[Supplied records]

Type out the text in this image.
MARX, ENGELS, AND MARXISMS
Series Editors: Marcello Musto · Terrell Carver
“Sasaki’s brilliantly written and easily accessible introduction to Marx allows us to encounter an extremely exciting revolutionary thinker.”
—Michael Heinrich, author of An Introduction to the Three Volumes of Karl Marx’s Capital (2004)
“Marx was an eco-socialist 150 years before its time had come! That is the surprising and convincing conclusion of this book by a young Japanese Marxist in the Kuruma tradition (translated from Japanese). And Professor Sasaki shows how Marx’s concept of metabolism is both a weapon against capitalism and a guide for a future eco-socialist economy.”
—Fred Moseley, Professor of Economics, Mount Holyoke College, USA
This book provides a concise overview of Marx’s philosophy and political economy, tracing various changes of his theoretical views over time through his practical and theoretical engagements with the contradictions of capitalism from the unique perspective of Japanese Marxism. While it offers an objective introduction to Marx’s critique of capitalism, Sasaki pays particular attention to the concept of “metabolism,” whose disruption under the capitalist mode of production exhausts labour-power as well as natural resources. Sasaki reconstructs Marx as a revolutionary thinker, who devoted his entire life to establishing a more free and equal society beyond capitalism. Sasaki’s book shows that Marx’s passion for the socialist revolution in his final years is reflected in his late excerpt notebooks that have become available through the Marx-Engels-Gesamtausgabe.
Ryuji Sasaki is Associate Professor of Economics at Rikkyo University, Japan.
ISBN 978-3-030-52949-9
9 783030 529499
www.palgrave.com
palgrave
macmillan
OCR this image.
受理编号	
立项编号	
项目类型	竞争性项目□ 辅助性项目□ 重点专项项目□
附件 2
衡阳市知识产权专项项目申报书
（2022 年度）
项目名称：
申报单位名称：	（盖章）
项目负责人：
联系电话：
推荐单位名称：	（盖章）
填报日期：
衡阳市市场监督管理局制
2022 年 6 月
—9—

[Exercise description] Gather each line of the listing containing the word "thinker" and show it.

[Worked solution]
“Sasaki’s brilliantly written and easily accessible introduction to Marx allows us to encounter an extremely exciting revolutionary thinker.”
This book provides a concise overview of Marx’s philosophy and political economy, tracing various changes of his theoretical views over time through his practical and theoretical engagements with the contradictions of capitalism from the unique perspective of Japanese Marxism. While it offers an objective introduction to Marx’s critique of capitalism, Sasaki pays particular attention to the concept of “metabolism,” whose disruption under the capitalist mode of production exhausts labour-power as well as natural resources. Sasaki reconstructs Marx as a revolutionary thinker, who devoted his entire life to establishing a more free and equal society beyond capitalism. Sasaki’s book shows that Marx’s passion for the socialist revolution in his final years is reflected in his late excerpt notebooks that have become available through the Marx-Engels-Gesamtausgabe.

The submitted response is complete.